Following BrightSource’s purchase of the 500 megawatt Panel Solar Electric Generation System the company has filed with the California Public Utilities Commission CPUC to convert the project from a solar thermal trough system to a solar thermal tower system. In the process, BrightSource also proposed reducing the land used and the water needed for the project. Yet the changes may face some opposition from locals and CPUC may require additional review.
This past Thursday (Feb. 14), the CPUC released more information that BrightSource filed with the commission over its plans for the site, which it bought from the now bankrupt Solar Millenium in July of 2012 for $10 million. The commission approved the project in December 2010, according to its site. But since BrightSource wants to make significant changes to the project, including related to how the power is generated at the plant, the commission is requesting additional information about the project.
The day following the release of information about the project changes, CPUC published its staff issues identification report. That report outlined concerns that the commission regarding the proposed changes to the PSEGS project, which include the impacts to wildlife at the site which include the Mojave fringe-toed lizard and the Mojave desert tortoise. BrightSource responded that the biological surveys for the Desert Sunlight Project should be sufficient to address concerns. But the commission called for more surveys. “Not having biological survey results for these areas would impact staff’s ability to analyze the modified project and could delay the schedule,” CPUC said in its issues report.

SUPPLIED ENTRIES:
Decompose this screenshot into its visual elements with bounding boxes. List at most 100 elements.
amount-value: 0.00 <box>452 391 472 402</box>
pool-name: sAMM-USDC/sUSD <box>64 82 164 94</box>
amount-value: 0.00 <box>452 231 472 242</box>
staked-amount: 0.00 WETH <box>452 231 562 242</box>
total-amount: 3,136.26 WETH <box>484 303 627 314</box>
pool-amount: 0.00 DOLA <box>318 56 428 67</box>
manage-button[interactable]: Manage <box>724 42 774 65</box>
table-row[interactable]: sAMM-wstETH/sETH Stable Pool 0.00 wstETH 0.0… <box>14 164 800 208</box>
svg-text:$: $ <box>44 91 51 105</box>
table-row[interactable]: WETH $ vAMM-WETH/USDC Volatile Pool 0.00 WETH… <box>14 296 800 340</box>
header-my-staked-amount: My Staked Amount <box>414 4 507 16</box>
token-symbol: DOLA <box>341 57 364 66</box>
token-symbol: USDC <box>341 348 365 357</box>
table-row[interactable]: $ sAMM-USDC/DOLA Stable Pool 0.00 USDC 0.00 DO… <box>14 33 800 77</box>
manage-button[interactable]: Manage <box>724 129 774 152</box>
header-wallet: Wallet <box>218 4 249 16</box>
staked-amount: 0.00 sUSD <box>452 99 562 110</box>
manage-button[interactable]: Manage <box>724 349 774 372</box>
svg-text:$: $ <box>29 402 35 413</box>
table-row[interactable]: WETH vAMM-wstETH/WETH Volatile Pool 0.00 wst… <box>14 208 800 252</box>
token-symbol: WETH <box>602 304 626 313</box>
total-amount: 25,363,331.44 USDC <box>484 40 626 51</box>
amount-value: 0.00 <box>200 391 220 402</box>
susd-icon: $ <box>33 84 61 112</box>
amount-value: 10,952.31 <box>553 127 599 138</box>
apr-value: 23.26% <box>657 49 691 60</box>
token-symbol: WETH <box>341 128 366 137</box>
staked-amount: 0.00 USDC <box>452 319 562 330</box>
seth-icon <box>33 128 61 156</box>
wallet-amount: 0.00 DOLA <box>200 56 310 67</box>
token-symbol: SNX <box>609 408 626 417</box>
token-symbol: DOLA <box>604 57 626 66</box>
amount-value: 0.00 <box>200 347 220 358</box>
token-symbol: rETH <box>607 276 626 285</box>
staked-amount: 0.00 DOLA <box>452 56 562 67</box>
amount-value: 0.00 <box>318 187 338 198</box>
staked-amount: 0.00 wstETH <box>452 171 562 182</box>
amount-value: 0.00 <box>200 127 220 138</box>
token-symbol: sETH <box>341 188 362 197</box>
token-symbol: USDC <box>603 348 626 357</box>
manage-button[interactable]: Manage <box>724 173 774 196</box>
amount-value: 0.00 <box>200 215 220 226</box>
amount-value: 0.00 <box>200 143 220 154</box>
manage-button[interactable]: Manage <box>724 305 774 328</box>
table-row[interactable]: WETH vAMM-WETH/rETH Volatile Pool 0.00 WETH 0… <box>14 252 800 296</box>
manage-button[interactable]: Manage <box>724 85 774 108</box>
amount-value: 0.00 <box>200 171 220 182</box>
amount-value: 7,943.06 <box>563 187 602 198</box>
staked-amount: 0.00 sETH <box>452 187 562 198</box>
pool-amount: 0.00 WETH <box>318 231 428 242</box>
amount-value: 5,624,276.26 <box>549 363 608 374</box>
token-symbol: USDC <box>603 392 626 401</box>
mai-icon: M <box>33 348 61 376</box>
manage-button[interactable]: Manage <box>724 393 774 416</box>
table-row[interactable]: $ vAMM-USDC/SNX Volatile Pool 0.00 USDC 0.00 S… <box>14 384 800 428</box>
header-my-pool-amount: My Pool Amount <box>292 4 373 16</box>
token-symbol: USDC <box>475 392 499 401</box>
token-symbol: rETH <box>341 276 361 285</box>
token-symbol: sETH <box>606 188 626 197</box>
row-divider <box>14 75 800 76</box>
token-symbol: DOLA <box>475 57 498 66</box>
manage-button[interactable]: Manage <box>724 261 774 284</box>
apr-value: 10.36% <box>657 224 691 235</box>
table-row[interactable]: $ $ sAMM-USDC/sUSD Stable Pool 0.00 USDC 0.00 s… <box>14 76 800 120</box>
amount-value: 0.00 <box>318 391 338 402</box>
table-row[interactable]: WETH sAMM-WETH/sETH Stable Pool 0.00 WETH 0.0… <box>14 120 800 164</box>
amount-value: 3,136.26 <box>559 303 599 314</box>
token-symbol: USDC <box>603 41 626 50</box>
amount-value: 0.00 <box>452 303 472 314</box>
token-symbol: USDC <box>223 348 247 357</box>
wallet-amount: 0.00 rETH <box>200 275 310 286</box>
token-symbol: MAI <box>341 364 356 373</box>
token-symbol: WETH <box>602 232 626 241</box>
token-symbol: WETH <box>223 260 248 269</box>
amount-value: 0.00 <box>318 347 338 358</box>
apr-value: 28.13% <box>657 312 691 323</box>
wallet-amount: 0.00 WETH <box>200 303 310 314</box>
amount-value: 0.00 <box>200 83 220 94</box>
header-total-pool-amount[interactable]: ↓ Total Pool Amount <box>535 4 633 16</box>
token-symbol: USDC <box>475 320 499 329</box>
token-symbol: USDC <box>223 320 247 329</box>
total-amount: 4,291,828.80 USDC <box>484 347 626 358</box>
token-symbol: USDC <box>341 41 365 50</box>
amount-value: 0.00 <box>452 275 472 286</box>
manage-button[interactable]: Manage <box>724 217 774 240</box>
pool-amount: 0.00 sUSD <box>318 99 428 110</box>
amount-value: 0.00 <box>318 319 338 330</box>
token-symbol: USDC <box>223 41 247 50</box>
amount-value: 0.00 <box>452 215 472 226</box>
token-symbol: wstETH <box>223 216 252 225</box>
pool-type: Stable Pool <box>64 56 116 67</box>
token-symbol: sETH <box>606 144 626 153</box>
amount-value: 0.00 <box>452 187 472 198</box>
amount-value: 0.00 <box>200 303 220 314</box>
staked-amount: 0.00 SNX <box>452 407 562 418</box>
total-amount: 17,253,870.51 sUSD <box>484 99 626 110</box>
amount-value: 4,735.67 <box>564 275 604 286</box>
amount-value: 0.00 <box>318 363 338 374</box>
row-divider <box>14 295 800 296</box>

ABOUT THIS EXERCISE:
Extend the article on BrightSource's plans for its California solar project, picking up after its final sentence. The rows have nothing to do with the work that is asked here.

TASK OUTPUT:
The commission also expressed concern over the impact of birds, including eagles. It called for “robust, multi-year survey data” about how eagles would interact with the plant. “The USFWS recommends that an Eagle Conservation Plan be completed,” CPUC said.
Another issue is the visual impact of the project. The solar trough system would have had much less of a visual impact, since the troughs are—at most—30 feet high, but the BrightSource power towers are each 750 feet tall, which would be visible for a long, long distance.
On the other hand, by changing to the power towers, BrightSource said the project would need less land—4,366 acres, compared to 3,794 acres for the trough system. It will also reduce the amount of land moved by 4.3 million cubic yards, and reduce the amount of water used during construction from 1,917 acre-feet per year to 1,130 acre-feet per water. And during operation it would fall 201 acre-feet of water annually, as opposed to the 300 acre-feet of water proposed under the Solar Millenium project. To address these and other issues, CPUC and BrightSource are holding a hearing and site visitation tomorrow (Feb. 20).